What is needed
Quote the listing below in its entirety.

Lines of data
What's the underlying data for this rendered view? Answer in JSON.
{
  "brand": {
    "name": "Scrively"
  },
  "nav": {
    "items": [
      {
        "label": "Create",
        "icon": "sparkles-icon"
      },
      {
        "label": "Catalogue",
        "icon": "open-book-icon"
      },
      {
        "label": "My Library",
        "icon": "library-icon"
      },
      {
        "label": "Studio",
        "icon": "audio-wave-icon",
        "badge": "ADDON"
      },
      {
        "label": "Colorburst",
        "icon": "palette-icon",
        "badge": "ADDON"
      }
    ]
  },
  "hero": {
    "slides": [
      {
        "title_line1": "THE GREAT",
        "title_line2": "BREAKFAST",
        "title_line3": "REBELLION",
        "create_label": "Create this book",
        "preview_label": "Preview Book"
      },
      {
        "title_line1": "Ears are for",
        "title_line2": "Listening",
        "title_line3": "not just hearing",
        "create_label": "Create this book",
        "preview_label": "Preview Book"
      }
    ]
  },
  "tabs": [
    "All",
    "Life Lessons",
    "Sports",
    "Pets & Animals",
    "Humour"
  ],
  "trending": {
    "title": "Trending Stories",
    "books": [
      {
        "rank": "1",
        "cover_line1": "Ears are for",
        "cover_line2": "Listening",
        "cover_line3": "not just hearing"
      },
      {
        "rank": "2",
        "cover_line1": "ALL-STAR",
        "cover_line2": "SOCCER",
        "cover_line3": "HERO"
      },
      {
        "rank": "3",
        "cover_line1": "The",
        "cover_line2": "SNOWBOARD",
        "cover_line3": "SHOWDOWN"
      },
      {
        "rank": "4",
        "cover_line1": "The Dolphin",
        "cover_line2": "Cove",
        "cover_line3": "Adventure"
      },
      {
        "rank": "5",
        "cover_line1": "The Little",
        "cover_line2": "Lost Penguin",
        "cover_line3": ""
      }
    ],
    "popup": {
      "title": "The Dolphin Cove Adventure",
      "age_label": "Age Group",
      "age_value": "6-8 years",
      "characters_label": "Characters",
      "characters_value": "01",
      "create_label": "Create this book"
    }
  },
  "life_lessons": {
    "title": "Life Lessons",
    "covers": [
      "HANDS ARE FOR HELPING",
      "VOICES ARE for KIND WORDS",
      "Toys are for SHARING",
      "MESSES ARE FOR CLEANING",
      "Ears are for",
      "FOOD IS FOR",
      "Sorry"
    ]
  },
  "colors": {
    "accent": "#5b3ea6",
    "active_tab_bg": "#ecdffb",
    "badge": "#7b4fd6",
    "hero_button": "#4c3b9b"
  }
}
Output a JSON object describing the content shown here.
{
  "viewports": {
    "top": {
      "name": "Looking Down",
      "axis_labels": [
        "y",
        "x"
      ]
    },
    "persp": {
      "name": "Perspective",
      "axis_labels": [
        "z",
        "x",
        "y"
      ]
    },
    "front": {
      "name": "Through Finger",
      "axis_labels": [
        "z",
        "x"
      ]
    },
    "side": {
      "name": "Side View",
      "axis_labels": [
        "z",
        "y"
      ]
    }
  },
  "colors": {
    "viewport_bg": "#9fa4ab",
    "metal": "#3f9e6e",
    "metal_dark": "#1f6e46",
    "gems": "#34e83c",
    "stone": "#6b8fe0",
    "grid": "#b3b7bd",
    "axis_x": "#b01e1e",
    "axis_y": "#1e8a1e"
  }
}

The completed task
What's the underlying data for this rendered view? Answer in JSON.
{
  "brand": {
    "name": "Scrively"
  },
  "nav": {
    "items": [
      {
        "label": "Create",
        "icon": "sparkles-icon"
      },
      {
        "label": "Catalogue",
        "icon": "open-book-icon"
      },
      {
        "label": "My Library",
        "icon": "library-icon"
      },
      {
        "label": "Studio",
        "icon": "audio-wave-icon",
        "badge": "ADDON"
      },
      {
        "label": "Colorburst",
        "icon": "palette-icon",
        "badge": "ADDON"
      }
    ]
  },
  "hero": {
    "slides": [
      {
        "title_line1": "THE GREAT",
        "title_line2": "BREAKFAST",
        "title_line3": "REBELLION",
        "create_label": "Create this book",
        "preview_label": "Preview Book"
      },
      {
        "title_line1": "Ears are for",
        "title_line2": "Listening",
        "title_line3": "not just hearing",
        "create_label": "Create this book",
        "preview_label": "Preview Book"
      }
    ]
  },
  "tabs": [
    "All",
    "Life Lessons",
    "Sports",
    "Pets & Animals",
    "Humour"
  ],
  "trending": {
    "title": "Trending Stories",
    "books": [
      {
        "rank": "1",
        "cover_line1": "Ears are for",
        "cover_line2": "Listening",
        "cover_line3": "not just hearing"
      },
      {
        "rank": "2",
        "cover_line1": "ALL-STAR",
        "cover_line2": "SOCCER",
        "cover_line3": "HERO"
      },
      {
        "rank": "3",
        "cover_line1": "The",
        "cover_line2": "SNOWBOARD",
        "cover_line3": "SHOWDOWN"
      },
      {
        "rank": "4",
        "cover_line1": "The Dolphin",
        "cover_line2": "Cove",
        "cover_line3": "Adventure"
      },
      {
        "rank": "5",
        "cover_line1": "The Little",
        "cover_line2": "Lost Penguin",
        "cover_line3": ""
      }
    ],
    "popup": {
      "title": "The Dolphin Cove Adventure",
      "age_label": "Age Group",
      "age_value": "6-8 years",
      "characters_label": "Characters",
      "characters_value": "01",
      "create_label": "Create this book"
    }
  },
  "life_lessons": {
    "title": "Life Lessons",
    "covers": [
      "HANDS ARE FOR HELPING",
      "VOICES ARE for KIND WORDS",
      "Toys are for SHARING",
      "MESSES ARE FOR CLEANING",
      "Ears are for",
      "FOOD IS FOR",
      "Sorry"
    ]
  },
  "colors": {
    "accent": "#5b3ea6",
    "active_tab_bg": "#ecdffb",
    "badge": "#7b4fd6",
    "hero_button": "#4c3b9b"
  }
}
Output a JSON object describing the content shown here.
{
  "viewports": {
    "top": {
      "name": "Looking Down",
      "axis_labels": [
        "y",
        "x"
      ]
    },
    "persp": {
      "name": "Perspective",
      "axis_labels": [
        "z",
        "x",
        "y"
      ]
    },
    "front": {
      "name": "Through Finger",
      "axis_labels": [
        "z",
        "x"
      ]
    },
    "side": {
      "name": "Side View",
      "axis_labels": [
        "z",
        "y"
      ]
    }
  },
  "colors": {
    "viewport_bg": "#9fa4ab",
    "metal": "#3f9e6e",
    "metal_dark": "#1f6e46",
    "gems": "#34e83c",
    "stone": "#6b8fe0",
    "grid": "#b3b7bd",
    "axis_x": "#b01e1e",
    "axis_y": "#1e8a1e"
  }
}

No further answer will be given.